------ Records ------

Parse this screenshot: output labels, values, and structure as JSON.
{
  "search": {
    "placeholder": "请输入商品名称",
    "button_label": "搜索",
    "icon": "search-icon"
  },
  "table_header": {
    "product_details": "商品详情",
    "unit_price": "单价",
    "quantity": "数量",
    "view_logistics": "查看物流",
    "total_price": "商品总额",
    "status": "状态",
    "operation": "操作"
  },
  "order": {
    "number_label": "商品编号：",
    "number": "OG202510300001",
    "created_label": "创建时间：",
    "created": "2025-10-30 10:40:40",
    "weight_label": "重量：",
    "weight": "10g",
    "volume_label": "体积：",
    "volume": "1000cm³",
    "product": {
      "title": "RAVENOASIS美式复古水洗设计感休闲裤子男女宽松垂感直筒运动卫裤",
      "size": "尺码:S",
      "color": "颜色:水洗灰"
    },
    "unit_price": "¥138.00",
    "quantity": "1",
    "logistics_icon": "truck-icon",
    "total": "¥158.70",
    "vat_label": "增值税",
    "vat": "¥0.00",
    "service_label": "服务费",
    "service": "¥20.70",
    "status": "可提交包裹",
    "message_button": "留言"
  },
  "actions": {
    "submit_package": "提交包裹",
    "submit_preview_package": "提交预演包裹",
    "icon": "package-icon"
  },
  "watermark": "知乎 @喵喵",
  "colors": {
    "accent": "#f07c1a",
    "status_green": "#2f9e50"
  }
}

------

Task requirements:
Set all of the entries down again, exactly as they were given.

Exercise solution:
Parse this screenshot: output labels, values, and structure as JSON.
{
  "search": {
    "placeholder": "请输入商品名称",
    "button_label": "搜索",
    "icon": "search-icon"
  },
  "table_header": {
    "product_details": "商品详情",
    "unit_price": "单价",
    "quantity": "数量",
    "view_logistics": "查看物流",
    "total_price": "商品总额",
    "status": "状态",
    "operation": "操作"
  },
  "order": {
    "number_label": "商品编号：",
    "number": "OG202510300001",
    "created_label": "创建时间：",
    "created": "2025-10-30 10:40:40",
    "weight_label": "重量：",
    "weight": "10g",
    "volume_label": "体积：",
    "volume": "1000cm³",
    "product": {
      "title": "RAVENOASIS美式复古水洗设计感休闲裤子男女宽松垂感直筒运动卫裤",
      "size": "尺码:S",
      "color": "颜色:水洗灰"
    },
    "unit_price": "¥138.00",
    "quantity": "1",
    "logistics_icon": "truck-icon",
    "total": "¥158.70",
    "vat_label": "增值税",
    "vat": "¥0.00",
    "service_label": "服务费",
    "service": "¥20.70",
    "status": "可提交包裹",
    "message_button": "留言"
  },
  "actions": {
    "submit_package": "提交包裹",
    "submit_preview_package": "提交预演包裹",
    "icon": "package-icon"
  },
  "watermark": "知乎 @喵喵",
  "colors": {
    "accent": "#f07c1a",
    "status_green": "#2f9e50"
  }
}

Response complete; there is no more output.